- [WHAT THE TASK REQUIRES]:
Look through the data and write out every line with the word "出资的转让" in it.

- [PROVIDED RECORDS]:
──────────────────────────────
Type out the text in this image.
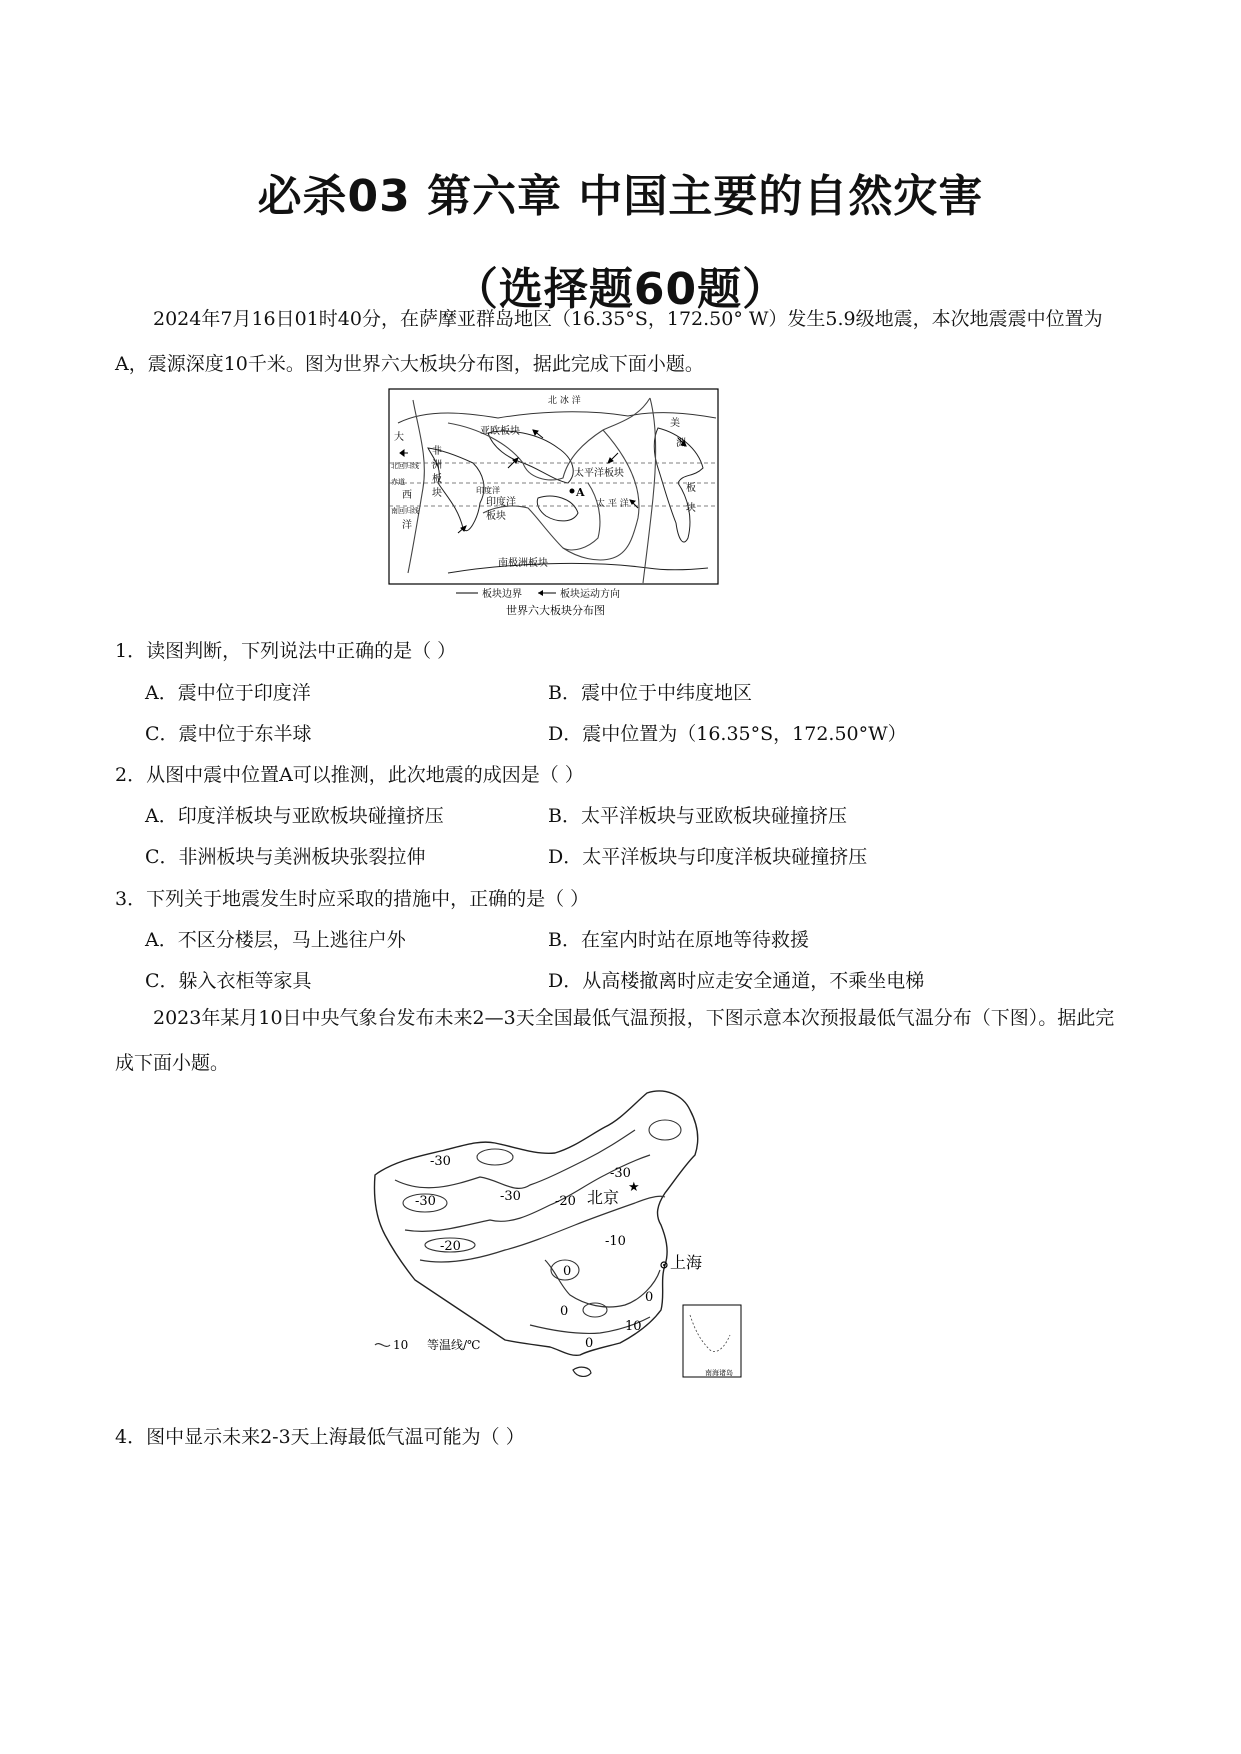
必杀03 第六章 中国主要的自然灾害
（选择题60题）
2024年7月16日01时40分，在萨摩亚群岛地区（16.35°S，172.50° W）发生5.9级地震，本次地震震中位置为A，震源深度10千米。图为世界六大板块分布图，据此完成下面小题。
北 冰 洋
亚欧板块
美
洲
板
块
大
西
洋
非
洲
板
块
北回归线
赤道
南回归线
印度洋
印度洋
板块
太平洋板块
太 平 洋
A
南极洲板块
板块边界	板块运动方向
世界六大板块分布图
1．读图判断，下列说法中正确的是（ ）
A．震中位于印度洋	B．震中位于中纬度地区
C．震中位于东半球	D．震中位置为（16.35°S，172.50°W）
2．从图中震中位置A可以推测，此次地震的成因是（ ）
A．印度洋板块与亚欧板块碰撞挤压	B．太平洋板块与亚欧板块碰撞挤压
C．非洲板块与美洲板块张裂拉伸	D．太平洋板块与印度洋板块碰撞挤压
3．下列关于地震发生时应采取的措施中，正确的是（ ）
A．不区分楼层，马上逃往户外	B．在室内时站在原地等待救援
C．躲入衣柜等家具	D．从高楼撤离时应走安全通道，不乘坐电梯
2023年某月10日中央气象台发布未来2—3天全国最低气温预报，下图示意本次预报最低气温分布（下图）。据此完成下面小题。
★
-30
-30	-30
-30
-20
-20
-10
10
0
0
0
0
北京
上海
10 等温线/℃
南海诸岛
4．图中显示未来2-3天上海最低气温可能为（ ）
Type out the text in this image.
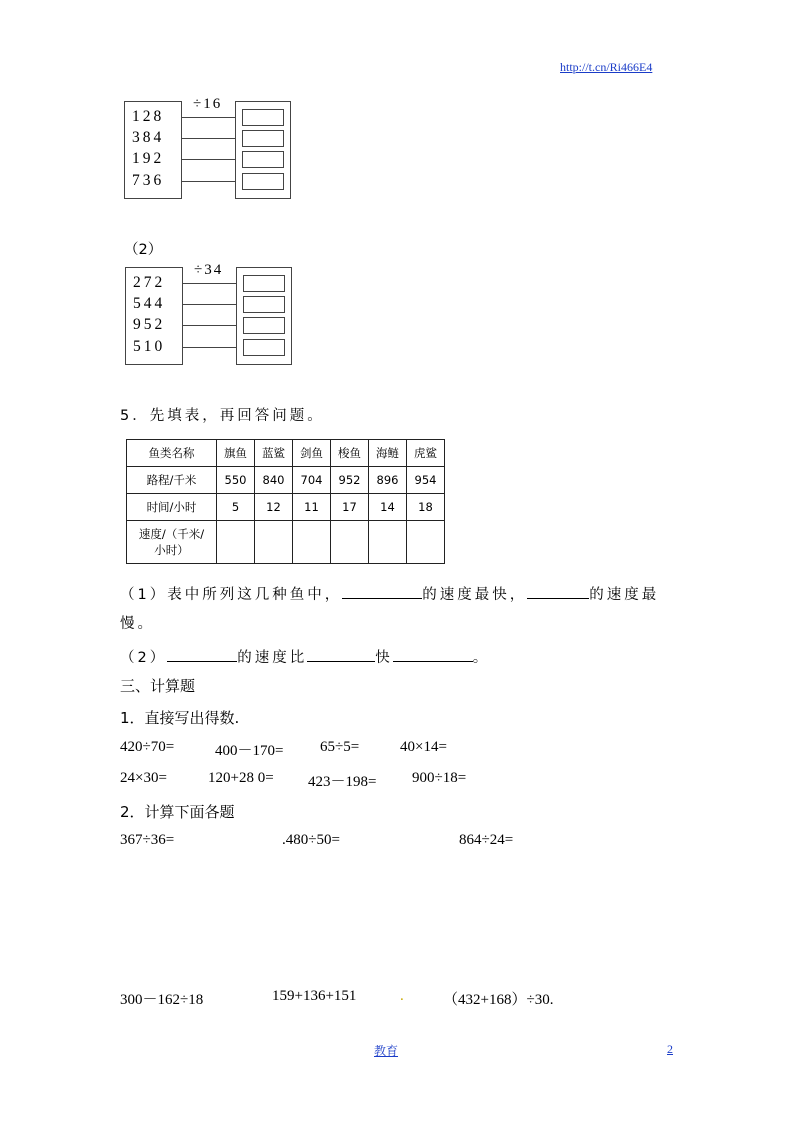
http://t.cn/Ri466E4
÷16
128
384
192
736
（2）
÷34
272
544
952
510
5．先填表，再回答问题。
鱼类名称	旗鱼	蓝鲨	剑鱼	梭鱼	海鲢	虎鲨
路程/千米	550	840	704	952	896	954
时间/小时	5	12	11	17	14	18

速度/（千米/
小时）						

（1）表中所列这几种鱼中，	的速度最快，	的速度最
慢。
（2）	的速度比	快	。
三、计算题
1．直接写出得数.
420÷70=	400－170= 65÷5=	40×14=
24×30=	120+28 0= 423－198= 900÷18=
2．计算下面各题
367÷36=	.480÷50=	864÷24=
300－162÷18	159+136+151	.	（432+168）÷30.
教育	2
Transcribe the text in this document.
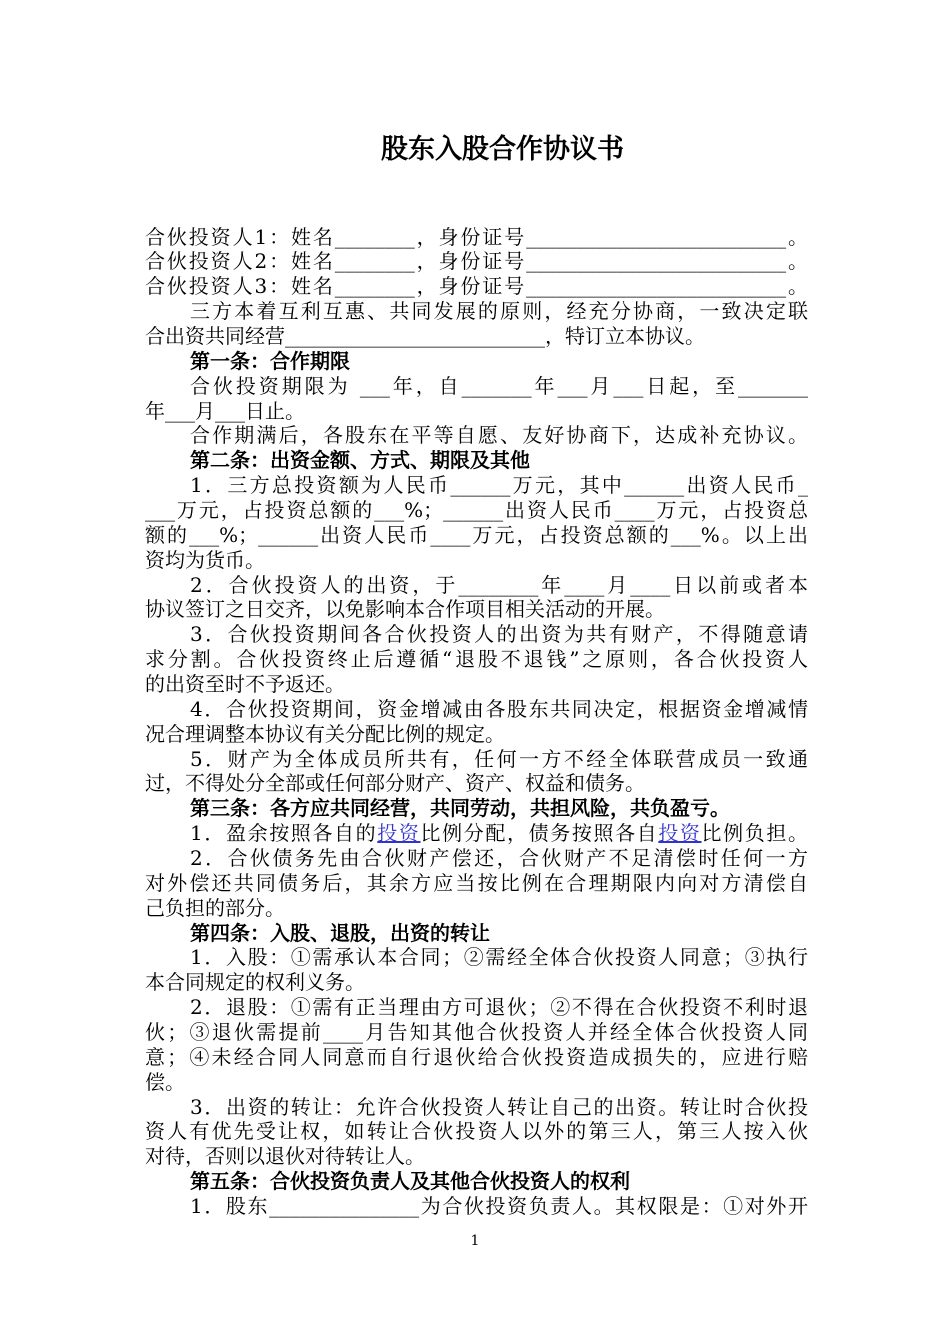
股东入股合作协议书
合伙投资人1：姓名________，身份证号__________________________。
合伙投资人2：姓名________，身份证号__________________________。
合伙投资人3：姓名________，身份证号__________________________。
三方本着互利互惠、共同发展的原则，经充分协商，一致决定联
合出资共同经营__________________________，特订立本协议。
第一条：合作期限
合伙投资期限为 ___年，自_______年___月___日起，至_______
年___月___日止。
合作期满后，各股东在平等自愿、友好协商下，达成补充协议。
第二条：出资金额、方式、期限及其他
1．三方总投资额为人民币______万元，其中______出资人民币_
___万元，占投资总额的___%；______出资人民币____万元，占投资总
额的___%；______出资人民币____万元，占投资总额的___%。以上出
资均为货币。
2．合伙投资人的出资，于________年____月____日以前或者本
协议签订之日交齐，以免影响本合作项目相关活动的开展。
3．合伙投资期间各合伙投资人的出资为共有财产，不得随意请
求分割。合伙投资终止后遵循“退股不退钱”之原则，各合伙投资人
的出资至时不予返还。
4．合伙投资期间，资金增减由各股东共同决定，根据资金增减情
况合理调整本协议有关分配比例的规定。
5．财产为全体成员所共有，任何一方不经全体联营成员一致通
过，不得处分全部或任何部分财产、资产、权益和债务。
第三条：各方应共同经营，共同劳动，共担风险，共负盈亏。
1．盈余按照各自的投资比例分配，债务按照各自投资比例负担。
2．合伙债务先由合伙财产偿还，合伙财产不足清偿时任何一方
对外偿还共同债务后，其余方应当按比例在合理期限内向对方清偿自
己负担的部分。
第四条：入股、退股，出资的转让
1．入股：①需承认本合同；②需经全体合伙投资人同意；③执行
本合同规定的权利义务。
2．退股：①需有正当理由方可退伙；②不得在合伙投资不利时退
伙；③退伙需提前____月告知其他合伙投资人并经全体合伙投资人同
意；④未经合同人同意而自行退伙给合伙投资造成损失的，应进行赔
偿。
3．出资的转让：允许合伙投资人转让自己的出资。转让时合伙投
资人有优先受让权，如转让合伙投资人以外的第三人，第三人按入伙
对待，否则以退伙对待转让人。
第五条：合伙投资负责人及其他合伙投资人的权利
1．股东_______________为合伙投资负责人。其权限是：①对外开
1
──────────────────────────────
- [ANSWER TO THIS TASK]:
第四条：入股、退股，出资的转让
3．出资的转让：允许合伙投资人转让自己的出资。转让时合伙投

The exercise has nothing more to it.